[Start DATASET ROWS]

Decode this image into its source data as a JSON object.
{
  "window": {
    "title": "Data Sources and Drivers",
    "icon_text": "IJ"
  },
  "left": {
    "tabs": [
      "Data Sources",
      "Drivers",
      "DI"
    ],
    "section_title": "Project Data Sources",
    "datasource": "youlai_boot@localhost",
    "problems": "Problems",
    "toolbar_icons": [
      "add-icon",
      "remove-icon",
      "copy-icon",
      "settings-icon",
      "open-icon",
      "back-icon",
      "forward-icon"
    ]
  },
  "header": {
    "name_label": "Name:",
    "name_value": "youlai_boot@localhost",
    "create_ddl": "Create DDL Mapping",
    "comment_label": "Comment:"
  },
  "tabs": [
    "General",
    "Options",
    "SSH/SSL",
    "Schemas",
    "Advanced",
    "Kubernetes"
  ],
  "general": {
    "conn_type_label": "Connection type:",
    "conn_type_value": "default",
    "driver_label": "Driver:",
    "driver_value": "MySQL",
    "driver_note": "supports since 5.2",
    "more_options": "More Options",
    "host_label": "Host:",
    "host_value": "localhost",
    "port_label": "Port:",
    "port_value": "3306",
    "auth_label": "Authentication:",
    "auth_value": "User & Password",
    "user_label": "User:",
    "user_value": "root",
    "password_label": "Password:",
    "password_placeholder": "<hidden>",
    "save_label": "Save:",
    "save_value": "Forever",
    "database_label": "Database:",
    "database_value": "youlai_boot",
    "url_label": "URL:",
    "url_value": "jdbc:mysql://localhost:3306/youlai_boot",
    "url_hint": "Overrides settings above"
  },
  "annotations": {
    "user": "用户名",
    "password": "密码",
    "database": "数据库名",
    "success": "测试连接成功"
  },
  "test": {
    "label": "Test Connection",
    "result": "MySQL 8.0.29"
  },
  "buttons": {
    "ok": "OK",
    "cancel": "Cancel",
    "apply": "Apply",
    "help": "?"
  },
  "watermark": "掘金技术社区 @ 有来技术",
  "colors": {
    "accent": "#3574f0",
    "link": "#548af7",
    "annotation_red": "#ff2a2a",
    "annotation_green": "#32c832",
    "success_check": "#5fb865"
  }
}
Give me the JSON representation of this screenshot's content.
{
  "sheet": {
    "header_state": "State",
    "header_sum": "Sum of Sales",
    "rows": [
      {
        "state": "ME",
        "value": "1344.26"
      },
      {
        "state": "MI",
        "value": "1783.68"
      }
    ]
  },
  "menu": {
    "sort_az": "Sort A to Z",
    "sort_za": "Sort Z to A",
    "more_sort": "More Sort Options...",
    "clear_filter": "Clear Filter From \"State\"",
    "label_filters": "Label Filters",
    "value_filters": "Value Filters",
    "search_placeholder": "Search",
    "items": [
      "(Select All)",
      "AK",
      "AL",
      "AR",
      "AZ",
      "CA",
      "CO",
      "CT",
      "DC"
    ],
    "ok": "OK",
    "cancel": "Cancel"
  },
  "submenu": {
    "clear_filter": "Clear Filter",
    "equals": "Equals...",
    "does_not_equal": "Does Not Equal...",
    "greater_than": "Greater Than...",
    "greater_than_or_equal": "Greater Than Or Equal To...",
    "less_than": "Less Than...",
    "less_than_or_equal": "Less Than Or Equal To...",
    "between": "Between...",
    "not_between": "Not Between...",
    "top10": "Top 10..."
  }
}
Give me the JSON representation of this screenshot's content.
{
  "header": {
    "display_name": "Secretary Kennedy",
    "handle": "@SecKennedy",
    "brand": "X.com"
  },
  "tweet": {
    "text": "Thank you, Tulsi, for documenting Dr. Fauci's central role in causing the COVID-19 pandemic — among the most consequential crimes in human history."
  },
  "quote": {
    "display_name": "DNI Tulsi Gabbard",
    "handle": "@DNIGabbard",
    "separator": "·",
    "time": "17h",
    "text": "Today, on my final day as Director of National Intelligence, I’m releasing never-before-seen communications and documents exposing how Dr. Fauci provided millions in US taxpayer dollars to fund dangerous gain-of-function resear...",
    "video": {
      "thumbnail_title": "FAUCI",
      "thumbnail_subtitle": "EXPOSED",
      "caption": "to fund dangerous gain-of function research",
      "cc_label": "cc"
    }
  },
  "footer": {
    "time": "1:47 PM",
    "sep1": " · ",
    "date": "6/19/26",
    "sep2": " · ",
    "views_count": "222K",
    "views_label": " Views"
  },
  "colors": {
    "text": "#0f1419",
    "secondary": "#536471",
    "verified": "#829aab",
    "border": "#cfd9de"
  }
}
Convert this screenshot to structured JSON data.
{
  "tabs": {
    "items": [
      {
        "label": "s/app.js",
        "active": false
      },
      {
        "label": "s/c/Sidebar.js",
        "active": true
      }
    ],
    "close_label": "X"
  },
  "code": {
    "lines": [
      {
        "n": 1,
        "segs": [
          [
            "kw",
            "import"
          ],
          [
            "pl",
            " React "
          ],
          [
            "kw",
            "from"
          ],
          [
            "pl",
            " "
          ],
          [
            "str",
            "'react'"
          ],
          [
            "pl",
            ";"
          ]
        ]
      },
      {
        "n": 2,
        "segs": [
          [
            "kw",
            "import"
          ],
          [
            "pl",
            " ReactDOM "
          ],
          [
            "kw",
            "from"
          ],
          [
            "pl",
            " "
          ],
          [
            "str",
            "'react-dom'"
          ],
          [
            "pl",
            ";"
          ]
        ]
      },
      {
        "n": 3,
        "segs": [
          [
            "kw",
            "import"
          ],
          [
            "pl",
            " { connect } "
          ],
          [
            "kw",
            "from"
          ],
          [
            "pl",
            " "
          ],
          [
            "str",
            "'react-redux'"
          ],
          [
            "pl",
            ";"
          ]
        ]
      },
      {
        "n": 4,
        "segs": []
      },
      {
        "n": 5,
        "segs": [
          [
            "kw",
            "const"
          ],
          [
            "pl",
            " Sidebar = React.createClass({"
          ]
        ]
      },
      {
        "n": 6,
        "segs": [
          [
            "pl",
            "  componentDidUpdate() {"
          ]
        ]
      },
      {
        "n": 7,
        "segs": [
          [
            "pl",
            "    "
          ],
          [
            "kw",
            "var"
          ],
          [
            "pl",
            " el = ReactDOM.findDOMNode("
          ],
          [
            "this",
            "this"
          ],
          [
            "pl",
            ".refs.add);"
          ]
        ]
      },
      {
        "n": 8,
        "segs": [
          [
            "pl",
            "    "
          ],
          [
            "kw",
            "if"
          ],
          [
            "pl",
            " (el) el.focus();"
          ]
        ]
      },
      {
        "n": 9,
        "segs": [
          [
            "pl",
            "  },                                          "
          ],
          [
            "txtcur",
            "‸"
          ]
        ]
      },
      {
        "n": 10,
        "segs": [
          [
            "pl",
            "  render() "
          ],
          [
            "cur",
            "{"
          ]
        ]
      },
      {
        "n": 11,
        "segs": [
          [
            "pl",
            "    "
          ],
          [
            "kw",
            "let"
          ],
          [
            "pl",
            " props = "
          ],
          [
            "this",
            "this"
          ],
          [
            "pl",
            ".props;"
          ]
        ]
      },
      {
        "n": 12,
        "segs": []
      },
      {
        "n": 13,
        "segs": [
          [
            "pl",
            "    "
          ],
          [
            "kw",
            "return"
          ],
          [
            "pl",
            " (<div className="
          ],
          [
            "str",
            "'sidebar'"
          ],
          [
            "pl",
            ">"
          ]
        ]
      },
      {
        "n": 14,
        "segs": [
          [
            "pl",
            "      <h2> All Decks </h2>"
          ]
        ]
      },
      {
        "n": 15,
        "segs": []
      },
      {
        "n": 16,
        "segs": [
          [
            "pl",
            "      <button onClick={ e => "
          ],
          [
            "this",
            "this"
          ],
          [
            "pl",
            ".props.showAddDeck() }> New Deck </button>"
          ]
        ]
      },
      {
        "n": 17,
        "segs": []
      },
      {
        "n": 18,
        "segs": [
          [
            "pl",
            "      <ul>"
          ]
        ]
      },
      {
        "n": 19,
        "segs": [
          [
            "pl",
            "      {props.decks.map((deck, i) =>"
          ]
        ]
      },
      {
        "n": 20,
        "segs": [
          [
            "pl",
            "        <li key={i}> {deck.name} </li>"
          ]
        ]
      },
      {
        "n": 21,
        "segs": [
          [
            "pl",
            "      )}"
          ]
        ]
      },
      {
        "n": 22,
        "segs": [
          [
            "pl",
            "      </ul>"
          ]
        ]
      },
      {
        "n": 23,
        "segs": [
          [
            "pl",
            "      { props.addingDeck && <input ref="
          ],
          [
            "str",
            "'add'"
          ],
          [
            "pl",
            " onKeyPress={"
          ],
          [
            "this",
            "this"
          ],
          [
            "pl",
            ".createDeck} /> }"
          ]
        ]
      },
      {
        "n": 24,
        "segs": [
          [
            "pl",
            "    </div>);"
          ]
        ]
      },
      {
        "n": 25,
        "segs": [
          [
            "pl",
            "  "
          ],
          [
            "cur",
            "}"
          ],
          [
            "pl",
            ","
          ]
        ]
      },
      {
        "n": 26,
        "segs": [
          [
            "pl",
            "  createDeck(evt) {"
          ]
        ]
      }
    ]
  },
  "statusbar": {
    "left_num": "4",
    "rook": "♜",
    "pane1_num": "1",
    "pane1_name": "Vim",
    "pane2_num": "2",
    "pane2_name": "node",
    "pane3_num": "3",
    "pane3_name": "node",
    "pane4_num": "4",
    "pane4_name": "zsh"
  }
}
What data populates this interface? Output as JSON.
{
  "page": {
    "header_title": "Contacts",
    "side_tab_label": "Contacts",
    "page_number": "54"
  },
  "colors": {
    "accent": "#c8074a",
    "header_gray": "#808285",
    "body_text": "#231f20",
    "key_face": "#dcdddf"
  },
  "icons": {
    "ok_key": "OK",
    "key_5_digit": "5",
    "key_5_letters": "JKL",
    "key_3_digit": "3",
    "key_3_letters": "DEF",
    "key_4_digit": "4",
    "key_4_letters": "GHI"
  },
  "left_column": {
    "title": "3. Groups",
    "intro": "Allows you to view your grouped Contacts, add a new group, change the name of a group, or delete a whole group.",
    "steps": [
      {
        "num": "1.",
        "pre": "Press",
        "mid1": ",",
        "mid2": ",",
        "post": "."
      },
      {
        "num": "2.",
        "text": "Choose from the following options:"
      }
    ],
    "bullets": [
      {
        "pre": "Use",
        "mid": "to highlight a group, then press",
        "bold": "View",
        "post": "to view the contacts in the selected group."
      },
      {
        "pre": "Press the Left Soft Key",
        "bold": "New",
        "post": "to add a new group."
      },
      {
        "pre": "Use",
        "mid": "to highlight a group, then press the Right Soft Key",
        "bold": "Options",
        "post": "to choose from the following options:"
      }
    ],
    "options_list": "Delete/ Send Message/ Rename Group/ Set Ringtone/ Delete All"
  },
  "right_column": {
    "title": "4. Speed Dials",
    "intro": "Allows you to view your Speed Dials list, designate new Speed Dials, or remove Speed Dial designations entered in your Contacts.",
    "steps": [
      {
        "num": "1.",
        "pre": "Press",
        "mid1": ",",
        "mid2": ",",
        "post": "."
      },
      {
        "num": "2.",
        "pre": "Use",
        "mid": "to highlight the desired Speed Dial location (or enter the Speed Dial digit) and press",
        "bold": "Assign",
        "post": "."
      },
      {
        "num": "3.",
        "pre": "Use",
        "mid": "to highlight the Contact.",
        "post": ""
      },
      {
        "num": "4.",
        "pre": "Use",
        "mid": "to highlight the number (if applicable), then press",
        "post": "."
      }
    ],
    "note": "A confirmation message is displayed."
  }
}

[End DATASET ROWS]

Copy all lines above containing the string "props".

=== OUTPUT OF THE EXERCISE ===
            " props = "
            ".props;"
            ".props.showAddDeck() }> New Deck </button>"
            "      {props.decks.map((deck, i) =>"
            "      { props.addingDeck && <input ref="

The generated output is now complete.